Dataset records
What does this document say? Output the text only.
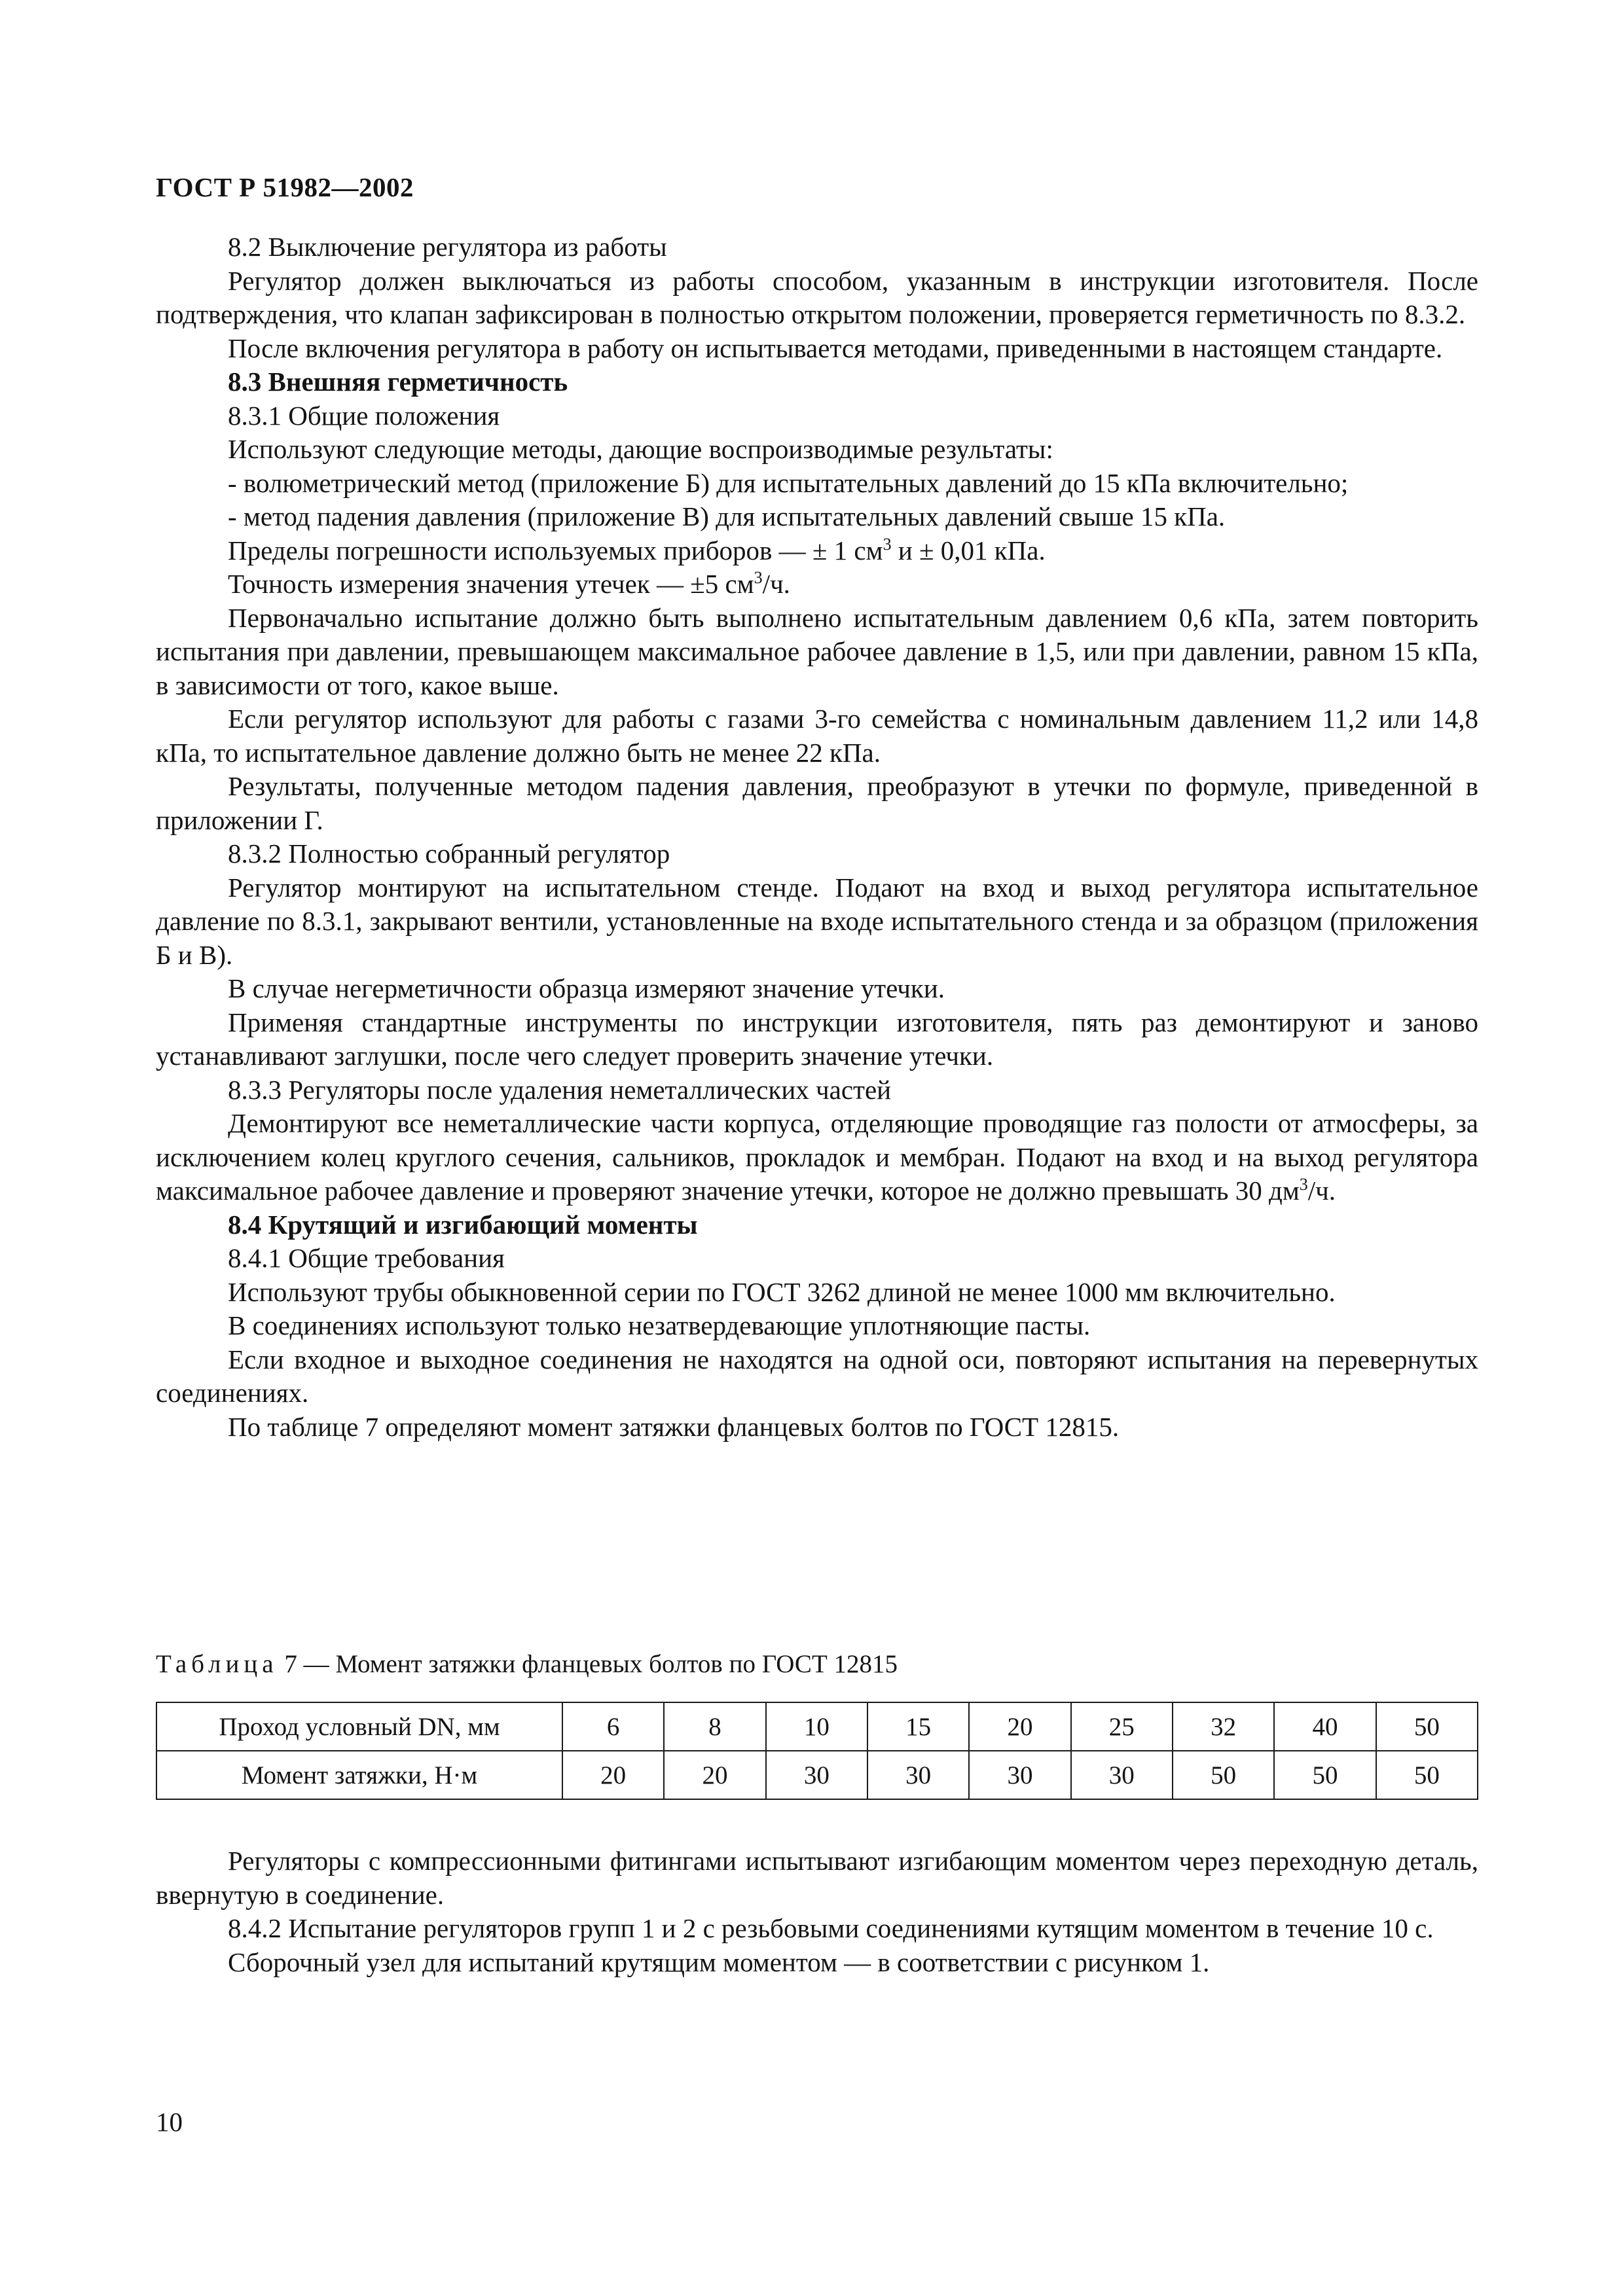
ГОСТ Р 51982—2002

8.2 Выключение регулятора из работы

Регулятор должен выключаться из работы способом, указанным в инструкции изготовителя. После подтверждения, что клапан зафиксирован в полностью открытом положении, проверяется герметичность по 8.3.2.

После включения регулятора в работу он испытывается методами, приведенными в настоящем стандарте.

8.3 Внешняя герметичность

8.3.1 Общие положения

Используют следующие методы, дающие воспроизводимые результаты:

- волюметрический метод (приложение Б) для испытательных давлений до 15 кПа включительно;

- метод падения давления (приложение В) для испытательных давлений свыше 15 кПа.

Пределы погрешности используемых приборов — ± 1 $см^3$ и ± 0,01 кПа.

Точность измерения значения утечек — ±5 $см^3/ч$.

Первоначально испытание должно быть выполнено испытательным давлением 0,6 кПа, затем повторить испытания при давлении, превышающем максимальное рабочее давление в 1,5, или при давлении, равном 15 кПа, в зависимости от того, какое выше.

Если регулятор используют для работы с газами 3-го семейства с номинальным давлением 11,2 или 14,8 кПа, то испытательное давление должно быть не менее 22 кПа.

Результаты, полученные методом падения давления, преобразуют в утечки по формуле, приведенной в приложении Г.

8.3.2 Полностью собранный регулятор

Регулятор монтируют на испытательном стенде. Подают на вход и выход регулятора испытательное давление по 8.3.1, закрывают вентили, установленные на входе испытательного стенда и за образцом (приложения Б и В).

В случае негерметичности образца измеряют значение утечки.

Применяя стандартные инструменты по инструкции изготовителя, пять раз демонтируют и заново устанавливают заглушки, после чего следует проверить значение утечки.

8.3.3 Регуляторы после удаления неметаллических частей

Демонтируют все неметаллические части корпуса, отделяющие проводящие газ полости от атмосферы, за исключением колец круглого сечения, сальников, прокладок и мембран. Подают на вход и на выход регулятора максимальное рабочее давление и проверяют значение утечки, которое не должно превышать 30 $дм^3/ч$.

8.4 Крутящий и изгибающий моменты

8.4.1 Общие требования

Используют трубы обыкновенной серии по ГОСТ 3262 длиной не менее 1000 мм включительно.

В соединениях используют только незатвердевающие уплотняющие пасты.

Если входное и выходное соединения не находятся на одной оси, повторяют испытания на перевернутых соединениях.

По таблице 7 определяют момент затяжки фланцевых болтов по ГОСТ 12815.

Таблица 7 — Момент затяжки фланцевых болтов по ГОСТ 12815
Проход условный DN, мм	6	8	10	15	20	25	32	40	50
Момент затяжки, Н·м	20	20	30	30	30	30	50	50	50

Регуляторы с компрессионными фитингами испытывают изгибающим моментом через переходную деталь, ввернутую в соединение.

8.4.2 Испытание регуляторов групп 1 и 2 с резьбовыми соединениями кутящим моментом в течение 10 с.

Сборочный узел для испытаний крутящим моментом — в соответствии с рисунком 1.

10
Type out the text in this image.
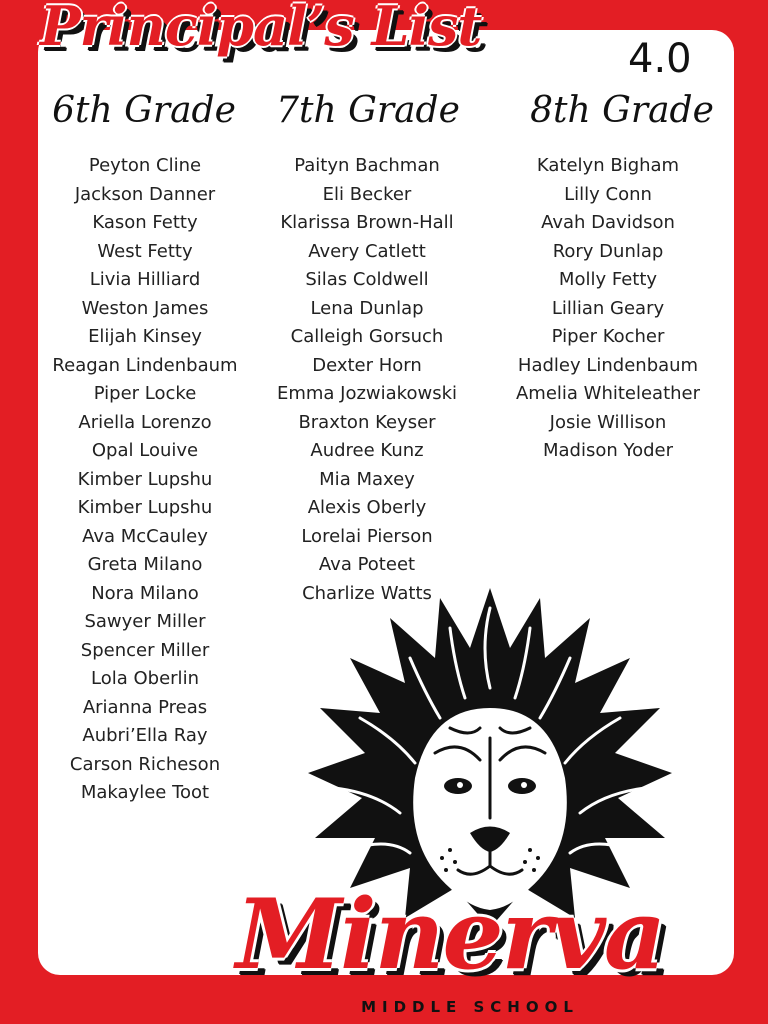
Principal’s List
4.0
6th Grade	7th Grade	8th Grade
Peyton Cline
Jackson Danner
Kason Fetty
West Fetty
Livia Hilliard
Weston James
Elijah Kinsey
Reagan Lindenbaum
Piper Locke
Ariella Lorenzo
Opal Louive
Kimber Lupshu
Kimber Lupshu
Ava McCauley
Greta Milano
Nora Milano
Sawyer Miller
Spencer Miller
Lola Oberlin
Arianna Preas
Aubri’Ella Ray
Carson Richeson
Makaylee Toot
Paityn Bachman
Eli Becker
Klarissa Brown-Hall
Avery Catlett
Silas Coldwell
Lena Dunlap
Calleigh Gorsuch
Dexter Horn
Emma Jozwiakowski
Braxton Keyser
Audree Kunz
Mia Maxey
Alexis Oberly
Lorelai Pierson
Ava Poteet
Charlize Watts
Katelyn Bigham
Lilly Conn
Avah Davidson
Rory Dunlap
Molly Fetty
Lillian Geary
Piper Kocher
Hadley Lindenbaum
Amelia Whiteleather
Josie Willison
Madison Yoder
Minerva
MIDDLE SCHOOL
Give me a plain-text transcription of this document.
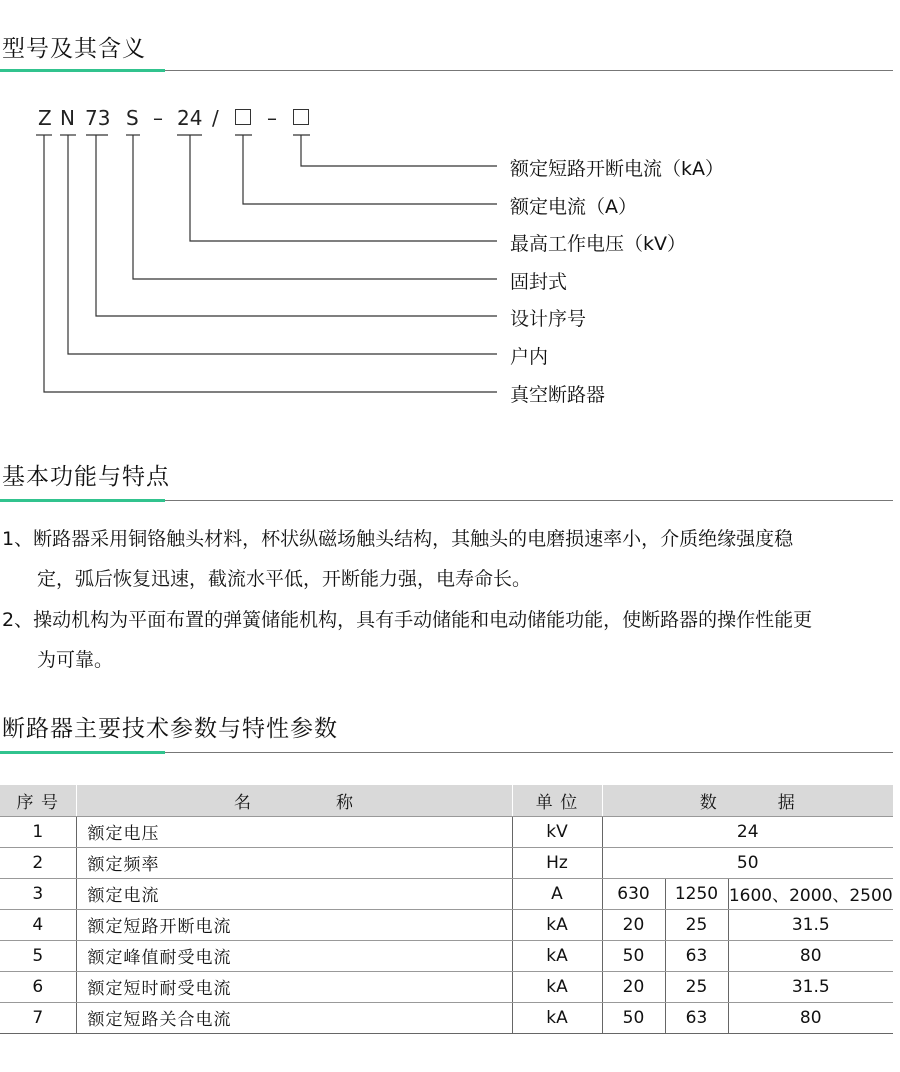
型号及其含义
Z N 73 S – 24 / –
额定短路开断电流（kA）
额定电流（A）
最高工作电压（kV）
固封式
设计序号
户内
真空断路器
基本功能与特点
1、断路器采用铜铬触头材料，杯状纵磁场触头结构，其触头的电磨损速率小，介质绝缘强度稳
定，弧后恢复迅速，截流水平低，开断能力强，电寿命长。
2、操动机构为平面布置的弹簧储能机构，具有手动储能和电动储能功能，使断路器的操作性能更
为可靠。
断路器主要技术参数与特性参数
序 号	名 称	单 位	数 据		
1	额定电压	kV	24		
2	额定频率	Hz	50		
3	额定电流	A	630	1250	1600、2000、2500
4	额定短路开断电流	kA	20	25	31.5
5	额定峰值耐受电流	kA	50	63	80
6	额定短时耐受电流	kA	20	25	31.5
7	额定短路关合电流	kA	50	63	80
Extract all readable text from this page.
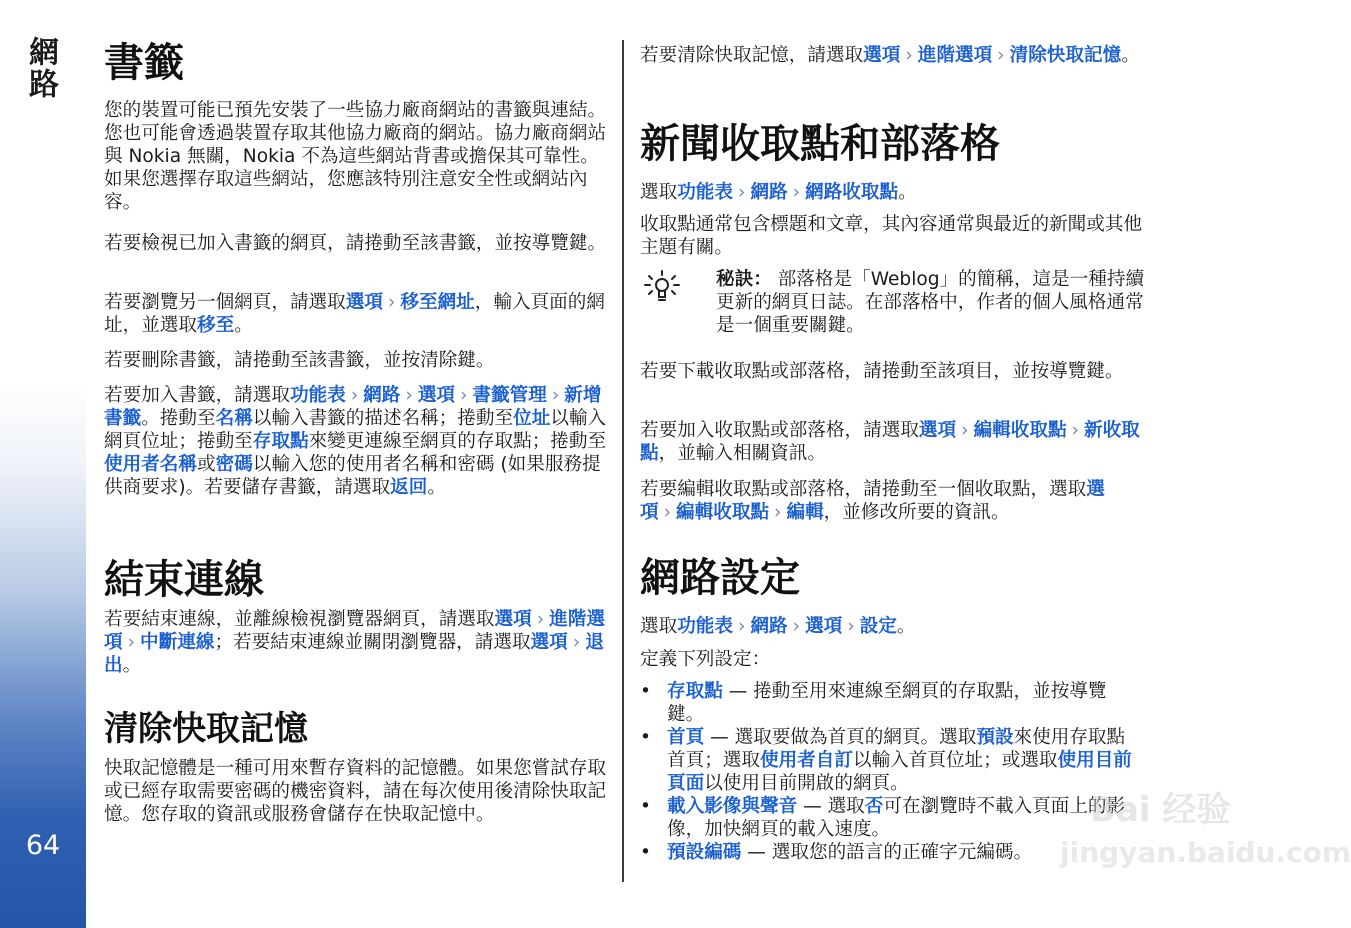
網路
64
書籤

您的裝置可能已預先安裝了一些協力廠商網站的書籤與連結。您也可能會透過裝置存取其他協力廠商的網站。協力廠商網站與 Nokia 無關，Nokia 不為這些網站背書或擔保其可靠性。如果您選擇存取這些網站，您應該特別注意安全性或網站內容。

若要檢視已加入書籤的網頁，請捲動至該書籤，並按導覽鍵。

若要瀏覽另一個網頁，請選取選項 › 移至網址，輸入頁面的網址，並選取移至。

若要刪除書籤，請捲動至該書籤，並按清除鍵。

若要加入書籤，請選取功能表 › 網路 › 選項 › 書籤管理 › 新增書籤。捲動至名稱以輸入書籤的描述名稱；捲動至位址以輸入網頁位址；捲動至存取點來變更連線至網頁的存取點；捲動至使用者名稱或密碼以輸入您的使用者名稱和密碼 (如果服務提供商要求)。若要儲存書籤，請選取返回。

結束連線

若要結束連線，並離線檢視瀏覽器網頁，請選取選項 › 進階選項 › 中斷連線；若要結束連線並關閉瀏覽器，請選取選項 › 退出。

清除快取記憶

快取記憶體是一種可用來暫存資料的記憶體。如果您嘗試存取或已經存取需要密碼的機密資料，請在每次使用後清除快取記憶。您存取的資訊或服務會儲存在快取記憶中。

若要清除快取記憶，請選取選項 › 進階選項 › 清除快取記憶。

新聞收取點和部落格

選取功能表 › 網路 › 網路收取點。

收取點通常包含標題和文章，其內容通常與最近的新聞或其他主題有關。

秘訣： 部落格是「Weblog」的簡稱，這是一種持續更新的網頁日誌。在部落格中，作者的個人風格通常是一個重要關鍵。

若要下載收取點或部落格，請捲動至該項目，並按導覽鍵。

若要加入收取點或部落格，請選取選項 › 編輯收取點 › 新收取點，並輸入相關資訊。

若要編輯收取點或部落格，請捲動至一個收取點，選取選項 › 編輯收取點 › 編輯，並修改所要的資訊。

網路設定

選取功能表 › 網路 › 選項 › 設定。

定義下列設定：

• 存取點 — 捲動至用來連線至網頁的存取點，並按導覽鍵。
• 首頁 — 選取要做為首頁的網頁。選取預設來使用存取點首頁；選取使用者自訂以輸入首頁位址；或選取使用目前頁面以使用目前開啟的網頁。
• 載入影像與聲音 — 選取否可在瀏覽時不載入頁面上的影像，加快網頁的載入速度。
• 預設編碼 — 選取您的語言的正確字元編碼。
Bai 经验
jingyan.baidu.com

--- Exercise ---
Sift the material for lines with the string "болтов". Copy each one found.

--- Task output ---
По таблице 7 определяют момент затяжки фланцевых болтов по ГОСТ 12815.
Таблица 7 — Момент затяжки фланцевых болтов по ГОСТ 12815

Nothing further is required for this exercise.